►

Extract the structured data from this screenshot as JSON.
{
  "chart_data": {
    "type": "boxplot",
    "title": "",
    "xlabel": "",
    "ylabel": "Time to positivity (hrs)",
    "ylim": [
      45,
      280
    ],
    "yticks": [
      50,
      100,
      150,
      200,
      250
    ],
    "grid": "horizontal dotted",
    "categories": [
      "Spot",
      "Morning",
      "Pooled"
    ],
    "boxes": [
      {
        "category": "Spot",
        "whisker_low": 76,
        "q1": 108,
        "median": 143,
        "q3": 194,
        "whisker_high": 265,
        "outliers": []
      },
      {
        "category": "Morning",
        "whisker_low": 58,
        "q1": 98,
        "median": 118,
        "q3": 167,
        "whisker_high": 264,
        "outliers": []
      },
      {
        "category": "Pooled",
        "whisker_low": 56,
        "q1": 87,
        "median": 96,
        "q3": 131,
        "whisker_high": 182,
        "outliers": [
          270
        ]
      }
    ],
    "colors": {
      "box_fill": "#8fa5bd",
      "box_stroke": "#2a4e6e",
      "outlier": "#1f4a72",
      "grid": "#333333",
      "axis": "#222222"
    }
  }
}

◄

## [Problem requirements]
Extract the entries above verbatim.

## [Exercise response]
Extract the structured data from this screenshot as JSON.
{
  "chart_data": {
    "type": "boxplot",
    "title": "",
    "xlabel": "",
    "ylabel": "Time to positivity (hrs)",
    "ylim": [
      45,
      280
    ],
    "yticks": [
      50,
      100,
      150,
      200,
      250
    ],
    "grid": "horizontal dotted",
    "categories": [
      "Spot",
      "Morning",
      "Pooled"
    ],
    "boxes": [
      {
        "category": "Spot",
        "whisker_low": 76,
        "q1": 108,
        "median": 143,
        "q3": 194,
        "whisker_high": 265,
        "outliers": []
      },
      {
        "category": "Morning",
        "whisker_low": 58,
        "q1": 98,
        "median": 118,
        "q3": 167,
        "whisker_high": 264,
        "outliers": []
      },
      {
        "category": "Pooled",
        "whisker_low": 56,
        "q1": 87,
        "median": 96,
        "q3": 131,
        "whisker_high": 182,
        "outliers": [
          270
        ]
      }
    ],
    "colors": {
      "box_fill": "#8fa5bd",
      "box_stroke": "#2a4e6e",
      "outlier": "#1f4a72",
      "grid": "#333333",
      "axis": "#222222"
    }
  }
}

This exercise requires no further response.